> _Selected text_:
________________________________________

Google enforces the promise directly. Its bots follow your product links, read the page, and compare price, availability, and shipping cost against what your feed and account settings claim. When the numbers disagree, items get flagged, and enough flags can pull a real chunk of your catalog out of Shopping placements. The disapprovals aren’t even the expensive part. A shopper who hits checkout and finds a higher total than Google showed mostly just leaves, so an understated shipping cost buys you clicks that were never going to convert. You paid for those.

Merchant Center Is a Mirror, Not a Decision-Maker

The source of truth for what a customer pays is your store and its checkout. Merchant Center’s job is to reflect that. Nearly every consistency problem we work on is drift between the two, not either one being “wrong” on its own.

That framing changes where you fix things. When Google shows a wrong shipping cost, the tempting move is to nudge what Merchant Center displays until the complaint stops. The durable move is to find which link in the chain disagrees with your checkout and fix that link. Product data flows from the store, through a feed tool, into Merchant Center, with account-level settings layered on top. Drift can get in anywhere along that path.

Where the Drift Comes From

Three patterns cover most of the shipping mismatches we see:

  • Stale account settings. Shipping rates get configured in Merchant Center once, usually at setup, and then the business moves on: carrier rates go up, the free-shipping threshold changes in Shopify, oversized items pick up a surcharge. Updating Merchant Center when shipping policy changes is nobody’s job, so it doesn’t happen.
  • Feed-level overrides. The shipping attribute in a product feed overrides your account-level settings (we’ve written about this before- it’s on our short list of fields that shouldn’t be in your feed unless someone is actively managing them). A feed template that fills in shipping values nobody is watching will outvote the settings someone actually keeps current.
  • Schema markup that disagrees with the page. Google’s bots mostly read your product page’s structured data, not the visible text. A page can display the right price and shipping while its markup says something else- usually a theme update or an app rewrote the markup and nobody noticed. Every human who checks the page sees it’s fine. Every bot sees that it isn’t.

How We Isolate a Mismatch

When a mismatch disapproval lands, the question is always the same: where along the chain does the value stop being right? We check the same value in five places, in order:

  • What the website visibly displays
  • What the page’s schema markup says (validator.schema.org will read it for you)

________________________________________

> _Record list_:

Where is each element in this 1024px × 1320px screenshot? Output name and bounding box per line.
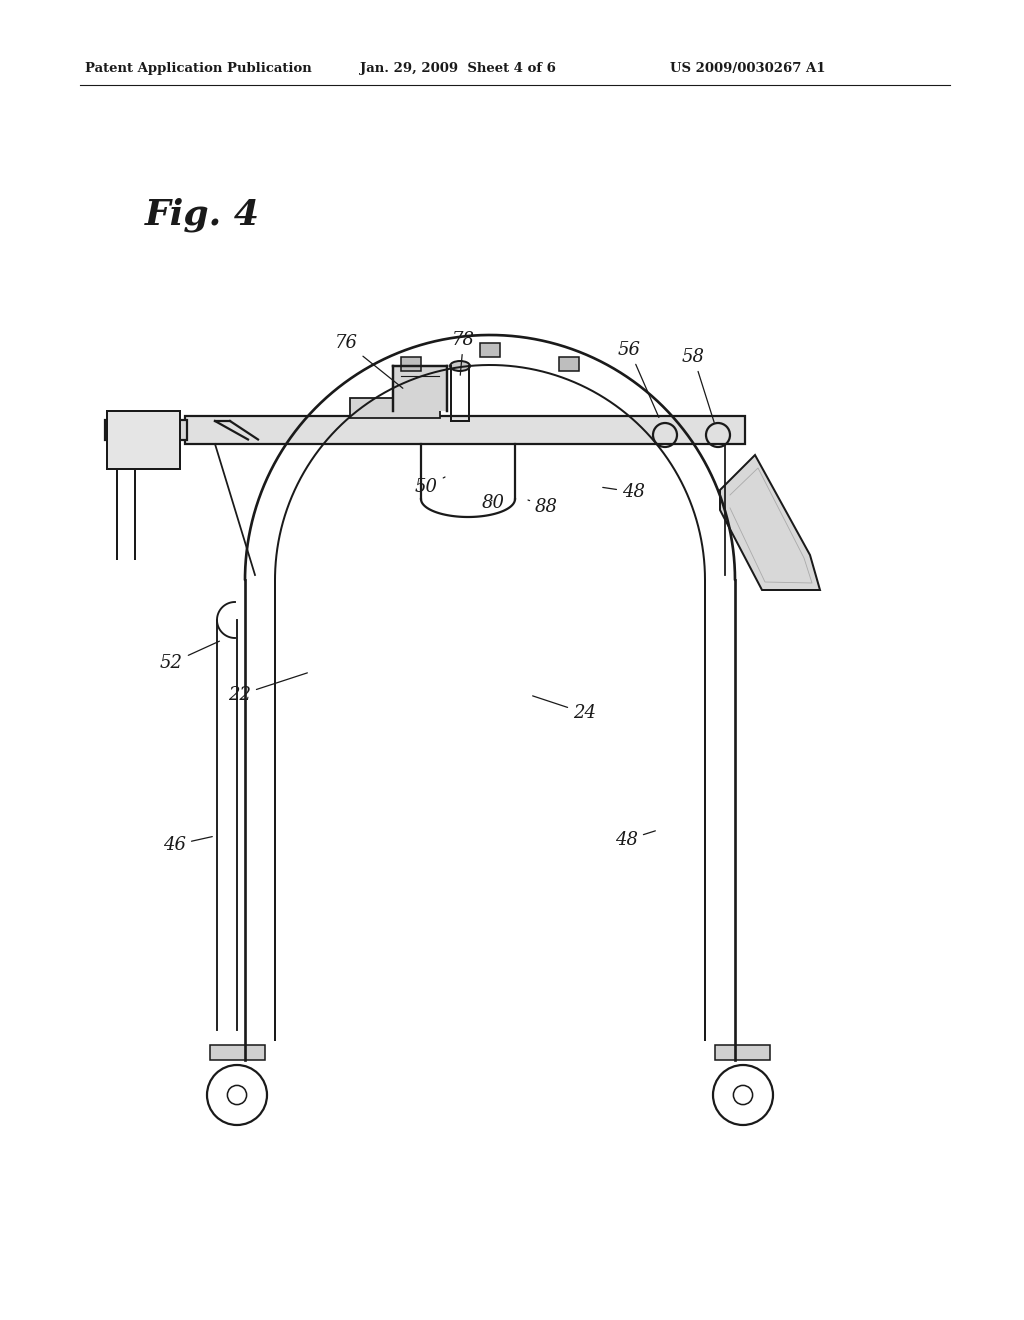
Text: 88: 88 <box>528 498 558 516</box>
Text: 50: 50 <box>415 477 445 496</box>
Text: 56: 56 <box>618 341 658 417</box>
Text: 80: 80 <box>482 494 505 512</box>
Text: Fig. 4: Fig. 4 <box>145 198 260 232</box>
Bar <box>350 399 440 418</box>
Text: 48: 48 <box>603 483 645 502</box>
Ellipse shape <box>450 360 470 371</box>
Text: 52: 52 <box>160 642 219 672</box>
Bar <box>559 356 579 371</box>
Bar <box>715 1045 770 1060</box>
Text: 78: 78 <box>452 331 475 375</box>
Bar <box>393 366 449 411</box>
Bar <box>106 411 180 469</box>
Bar <box>480 343 500 356</box>
Bar <box>185 416 745 444</box>
Text: US 2009/0030267 A1: US 2009/0030267 A1 <box>670 62 825 75</box>
Text: 58: 58 <box>682 348 714 422</box>
Text: Patent Application Publication: Patent Application Publication <box>85 62 311 75</box>
Text: 22: 22 <box>228 673 307 704</box>
Text: 76: 76 <box>335 334 402 388</box>
Bar <box>401 356 421 371</box>
Text: 46: 46 <box>163 836 212 854</box>
Text: 48: 48 <box>615 830 655 849</box>
Bar <box>105 420 187 440</box>
Text: 24: 24 <box>532 696 596 722</box>
Text: Jan. 29, 2009  Sheet 4 of 6: Jan. 29, 2009 Sheet 4 of 6 <box>360 62 556 75</box>
Polygon shape <box>720 455 820 590</box>
Bar <box>210 1045 265 1060</box>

________________________________________

> _Exercise tasks_:
A: In the Merchant Center shipping article, reproduce the passage between "That framing changes" and "it doesn’t happen.", inclusive.
B: Condense the paragraph of the Merchant Center shipping article that opens with "That framing changes where you fix things," keeping its main facts.
C: Pick up the Merchant Center shipping article from its last line and carry it forward.

> _Solved tasks_:
A:
That framing changes where you fix things. When Google shows a wrong shipping cost, the tempting move is to nudge what Merchant Center displays until the complaint stops. The durable move is to find which link in the chain disagrees with your checkout and fix that link. Product data flows from the store, through a feed tool, into Merchant Center, with account-level settings layered on top. Drift can get in anywhere along that path.

Where the Drift Comes From

Three patterns cover most of the shipping mismatches we see:

  • Stale account settings. Shipping rates get configured in Merchant Center once, usually at setup, and then the business moves on: carrier rates go up, the free-shipping threshold changes in Shopify, oversized items pick up a surcharge. Updating Merchant Center when shipping policy changes is nobody’s job, so it doesn’t happen.

B: When Google shows an incorrect shipping cost, it is tempting to adjust what Merchant Center displays until the complaint stops. The lasting fix is to find the link in the chain that disagrees with the checkout and correct that link. Product data moves from the store through a feed tool into Merchant Center, with account-level settings layered on top, and drift can enter anywhere along that path.

C:
  • What Google’s crawler reported finding
  • What the feed currently carries, in whatever tool sits between store and Google
  • What Merchant Center itself currently holds

Run five or ten affected products through those checks and the pattern usually gives itself away:

  • Website and markup agree but the feed is stale? Propagation delay or broken sync.
  • Website disagrees with its own markup? Theme or app problem.
  • Everything agrees except what the crawler saw? Check the links- a link landing on the wrong variant makes a correct price look wrong.

Each pattern points at a different fix, which is the whole reason to isolate before acting.

Then fix as close to the source as you can, so the correction propagates down the chain instead of patching one endpoint. Editing values directly in Merchant Center is the genuine last resort- an edit there overrides every other input and keeps fighting your feed long after everyone’s forgotten it exists. One more habit worth stealing: we don’t push feed changes on the last day of anyone’s work week. Internally, we jokingly call this the “Flicker Friday Rule,” since everyone hears me repeat it ad nauseam every time we’re discussing major changes. A feed change that goes sideways can take a whole catalog offline, and you don’t want to discover that on Saturday.

Setting Shipping Costs: Carrier Rates First

Whenever your store charges carrier-calculated rates, the default answer should be Merchant Center’s carrier rate option (available for the US, UK, Germany, and Australia). You pick the carrier and service you actually ship with- UPS Ground, FedEx Home Delivery, USPS Priority Mail, and so on- give it your origin zip code, and Google calculates each product’s shipping cost from the carrier’s current rate tables. When the carrier changes rates, Google’s numbers update on their own.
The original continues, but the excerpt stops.